▶ [Aim]: Every line of the material that follows must be printed again exactly.

▶ [Recorded data]:
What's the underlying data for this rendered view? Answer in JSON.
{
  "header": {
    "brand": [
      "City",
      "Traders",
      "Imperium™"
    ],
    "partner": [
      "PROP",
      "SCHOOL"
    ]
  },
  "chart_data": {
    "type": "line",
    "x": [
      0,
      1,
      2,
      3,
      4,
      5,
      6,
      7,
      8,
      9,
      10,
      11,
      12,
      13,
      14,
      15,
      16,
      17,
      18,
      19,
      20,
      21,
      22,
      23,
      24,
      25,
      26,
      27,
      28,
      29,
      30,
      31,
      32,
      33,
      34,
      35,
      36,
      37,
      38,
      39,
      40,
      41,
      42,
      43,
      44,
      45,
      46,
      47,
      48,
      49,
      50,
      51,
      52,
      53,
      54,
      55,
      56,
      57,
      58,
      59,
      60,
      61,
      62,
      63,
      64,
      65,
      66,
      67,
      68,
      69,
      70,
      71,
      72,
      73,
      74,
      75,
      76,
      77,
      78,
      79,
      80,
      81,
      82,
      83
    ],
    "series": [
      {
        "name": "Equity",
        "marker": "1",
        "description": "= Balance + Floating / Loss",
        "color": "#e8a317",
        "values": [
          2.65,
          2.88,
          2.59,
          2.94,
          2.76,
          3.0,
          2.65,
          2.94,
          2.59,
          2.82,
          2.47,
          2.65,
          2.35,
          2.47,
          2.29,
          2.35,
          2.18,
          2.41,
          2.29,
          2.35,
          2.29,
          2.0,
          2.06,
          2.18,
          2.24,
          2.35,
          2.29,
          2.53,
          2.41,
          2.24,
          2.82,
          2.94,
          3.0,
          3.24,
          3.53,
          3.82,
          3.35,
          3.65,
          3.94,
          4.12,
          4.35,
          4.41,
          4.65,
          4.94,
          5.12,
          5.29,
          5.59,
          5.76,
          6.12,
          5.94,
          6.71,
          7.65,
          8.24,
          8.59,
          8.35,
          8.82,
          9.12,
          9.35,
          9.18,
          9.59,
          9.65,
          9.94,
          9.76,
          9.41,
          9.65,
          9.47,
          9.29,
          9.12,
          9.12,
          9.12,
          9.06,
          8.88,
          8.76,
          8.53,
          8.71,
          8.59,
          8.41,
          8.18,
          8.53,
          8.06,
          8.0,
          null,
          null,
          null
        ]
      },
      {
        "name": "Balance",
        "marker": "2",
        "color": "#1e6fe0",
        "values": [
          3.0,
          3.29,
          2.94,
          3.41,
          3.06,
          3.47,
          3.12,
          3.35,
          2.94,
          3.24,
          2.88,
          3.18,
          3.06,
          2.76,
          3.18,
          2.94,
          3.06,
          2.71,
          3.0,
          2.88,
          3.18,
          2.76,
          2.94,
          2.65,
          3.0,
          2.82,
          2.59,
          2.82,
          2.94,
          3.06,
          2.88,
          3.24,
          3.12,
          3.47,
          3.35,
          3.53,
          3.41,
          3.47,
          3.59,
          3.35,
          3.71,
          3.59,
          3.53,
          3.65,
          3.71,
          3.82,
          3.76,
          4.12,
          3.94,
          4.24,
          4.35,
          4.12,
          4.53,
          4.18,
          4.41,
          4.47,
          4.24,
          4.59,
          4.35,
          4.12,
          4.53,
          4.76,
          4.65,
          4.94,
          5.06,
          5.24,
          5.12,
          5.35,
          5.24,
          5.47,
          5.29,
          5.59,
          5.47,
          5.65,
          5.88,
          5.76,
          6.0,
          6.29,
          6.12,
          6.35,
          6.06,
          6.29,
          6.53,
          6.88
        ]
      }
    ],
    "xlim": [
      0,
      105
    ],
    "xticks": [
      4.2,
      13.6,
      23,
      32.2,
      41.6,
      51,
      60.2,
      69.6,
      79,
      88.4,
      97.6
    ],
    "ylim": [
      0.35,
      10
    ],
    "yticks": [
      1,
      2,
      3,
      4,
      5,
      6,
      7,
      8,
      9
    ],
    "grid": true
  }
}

▶ [Solution to this task]:
What's the underlying data for this rendered view? Answer in JSON.
{
  "header": {
    "brand": [
      "City",
      "Traders",
      "Imperium™"
    ],
    "partner": [
      "PROP",
      "SCHOOL"
    ]
  },
  "chart_data": {
    "type": "line",
    "x": [
      0,
      1,
      2,
      3,
      4,
      5,
      6,
      7,
      8,
      9,
      10,
      11,
      12,
      13,
      14,
      15,
      16,
      17,
      18,
      19,
      20,
      21,
      22,
      23,
      24,
      25,
      26,
      27,
      28,
      29,
      30,
      31,
      32,
      33,
      34,
      35,
      36,
      37,
      38,
      39,
      40,
      41,
      42,
      43,
      44,
      45,
      46,
      47,
      48,
      49,
      50,
      51,
      52,
      53,
      54,
      55,
      56,
      57,
      58,
      59,
      60,
      61,
      62,
      63,
      64,
      65,
      66,
      67,
      68,
      69,
      70,
      71,
      72,
      73,
      74,
      75,
      76,
      77,
      78,
      79,
      80,
      81,
      82,
      83
    ],
    "series": [
      {
        "name": "Equity",
        "marker": "1",
        "description": "= Balance + Floating / Loss",
        "color": "#e8a317",
        "values": [
          2.65,
          2.88,
          2.59,
          2.94,
          2.76,
          3.0,
          2.65,
          2.94,
          2.59,
          2.82,
          2.47,
          2.65,
          2.35,
          2.47,
          2.29,
          2.35,
          2.18,
          2.41,
          2.29,
          2.35,
          2.29,
          2.0,
          2.06,
          2.18,
          2.24,
          2.35,
          2.29,
          2.53,
          2.41,
          2.24,
          2.82,
          2.94,
          3.0,
          3.24,
          3.53,
          3.82,
          3.35,
          3.65,
          3.94,
          4.12,
          4.35,
          4.41,
          4.65,
          4.94,
          5.12,
          5.29,
          5.59,
          5.76,
          6.12,
          5.94,
          6.71,
          7.65,
          8.24,
          8.59,
          8.35,
          8.82,
          9.12,
          9.35,
          9.18,
          9.59,
          9.65,
          9.94,
          9.76,
          9.41,
          9.65,
          9.47,
          9.29,
          9.12,
          9.12,
          9.12,
          9.06,
          8.88,
          8.76,
          8.53,
          8.71,
          8.59,
          8.41,
          8.18,
          8.53,
          8.06,
          8.0,
          null,
          null,
          null
        ]
      },
      {
        "name": "Balance",
        "marker": "2",
        "color": "#1e6fe0",
        "values": [
          3.0,
          3.29,
          2.94,
          3.41,
          3.06,
          3.47,
          3.12,
          3.35,
          2.94,
          3.24,
          2.88,
          3.18,
          3.06,
          2.76,
          3.18,
          2.94,
          3.06,
          2.71,
          3.0,
          2.88,
          3.18,
          2.76,
          2.94,
          2.65,
          3.0,
          2.82,
          2.59,
          2.82,
          2.94,
          3.06,
          2.88,
          3.24,
          3.12,
          3.47,
          3.35,
          3.53,
          3.41,
          3.47,
          3.59,
          3.35,
          3.71,
          3.59,
          3.53,
          3.65,
          3.71,
          3.82,
          3.76,
          4.12,
          3.94,
          4.24,
          4.35,
          4.12,
          4.53,
          4.18,
          4.41,
          4.47,
          4.24,
          4.59,
          4.35,
          4.12,
          4.53,
          4.76,
          4.65,
          4.94,
          5.06,
          5.24,
          5.12,
          5.35,
          5.24,
          5.47,
          5.29,
          5.59,
          5.47,
          5.65,
          5.88,
          5.76,
          6.0,
          6.29,
          6.12,
          6.35,
          6.06,
          6.29,
          6.53,
          6.88
        ]
      }
    ],
    "xlim": [
      0,
      105
    ],
    "xticks": [
      4.2,
      13.6,
      23,
      32.2,
      41.6,
      51,
      60.2,
      69.6,
      79,
      88.4,
      97.6
    ],
    "ylim": [
      0.35,
      10
    ],
    "yticks": [
      1,
      2,
      3,
      4,
      5,
      6,
      7,
      8,
      9
    ],
    "grid": true
  }
}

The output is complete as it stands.